| SHORT TASK |
Repeat the listing in full. Nothing may be added or left out.

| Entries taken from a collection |
·····
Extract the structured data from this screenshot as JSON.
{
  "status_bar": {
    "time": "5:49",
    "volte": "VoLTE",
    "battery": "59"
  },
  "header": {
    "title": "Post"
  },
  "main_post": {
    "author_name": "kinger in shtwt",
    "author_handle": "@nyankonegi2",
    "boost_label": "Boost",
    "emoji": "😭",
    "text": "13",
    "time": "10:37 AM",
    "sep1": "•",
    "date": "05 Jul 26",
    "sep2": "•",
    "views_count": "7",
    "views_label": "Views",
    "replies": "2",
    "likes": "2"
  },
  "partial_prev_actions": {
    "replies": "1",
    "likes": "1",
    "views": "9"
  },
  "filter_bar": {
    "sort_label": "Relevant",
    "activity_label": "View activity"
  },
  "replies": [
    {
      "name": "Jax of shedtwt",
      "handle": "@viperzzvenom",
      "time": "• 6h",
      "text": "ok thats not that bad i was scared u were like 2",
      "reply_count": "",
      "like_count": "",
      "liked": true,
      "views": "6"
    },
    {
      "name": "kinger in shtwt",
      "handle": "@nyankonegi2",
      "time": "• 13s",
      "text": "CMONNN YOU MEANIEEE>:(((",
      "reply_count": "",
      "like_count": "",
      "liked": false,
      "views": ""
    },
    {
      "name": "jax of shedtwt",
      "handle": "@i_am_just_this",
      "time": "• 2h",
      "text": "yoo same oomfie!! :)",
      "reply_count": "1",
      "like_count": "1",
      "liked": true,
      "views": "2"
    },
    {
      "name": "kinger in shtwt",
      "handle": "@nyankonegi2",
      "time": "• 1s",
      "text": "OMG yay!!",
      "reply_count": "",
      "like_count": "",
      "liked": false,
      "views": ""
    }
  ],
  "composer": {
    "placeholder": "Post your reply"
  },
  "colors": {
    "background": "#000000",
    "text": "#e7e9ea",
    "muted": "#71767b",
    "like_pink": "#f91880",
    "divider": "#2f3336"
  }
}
·····
| WORKED SOLUTION |
Extract the structured data from this screenshot as JSON.
{
  "status_bar": {
    "time": "5:49",
    "volte": "VoLTE",
    "battery": "59"
  },
  "header": {
    "title": "Post"
  },
  "main_post": {
    "author_name": "kinger in shtwt",
    "author_handle": "@nyankonegi2",
    "boost_label": "Boost",
    "emoji": "😭",
    "text": "13",
    "time": "10:37 AM",
    "sep1": "•",
    "date": "05 Jul 26",
    "sep2": "•",
    "views_count": "7",
    "views_label": "Views",
    "replies": "2",
    "likes": "2"
  },
  "partial_prev_actions": {
    "replies": "1",
    "likes": "1",
    "views": "9"
  },
  "filter_bar": {
    "sort_label": "Relevant",
    "activity_label": "View activity"
  },
  "replies": [
    {
      "name": "Jax of shedtwt",
      "handle": "@viperzzvenom",
      "time": "• 6h",
      "text": "ok thats not that bad i was scared u were like 2",
      "reply_count": "",
      "like_count": "",
      "liked": true,
      "views": "6"
    },
    {
      "name": "kinger in shtwt",
      "handle": "@nyankonegi2",
      "time": "• 13s",
      "text": "CMONNN YOU MEANIEEE>:(((",
      "reply_count": "",
      "like_count": "",
      "liked": false,
      "views": ""
    },
    {
      "name": "jax of shedtwt",
      "handle": "@i_am_just_this",
      "time": "• 2h",
      "text": "yoo same oomfie!! :)",
      "reply_count": "1",
      "like_count": "1",
      "liked": true,
      "views": "2"
    },
    {
      "name": "kinger in shtwt",
      "handle": "@nyankonegi2",
      "time": "• 1s",
      "text": "OMG yay!!",
      "reply_count": "",
      "like_count": "",
      "liked": false,
      "views": ""
    }
  ],
  "composer": {
    "placeholder": "Post your reply"
  },
  "colors": {
    "background": "#000000",
    "text": "#e7e9ea",
    "muted": "#71767b",
    "like_pink": "#f91880",
    "divider": "#2f3336"
  }
}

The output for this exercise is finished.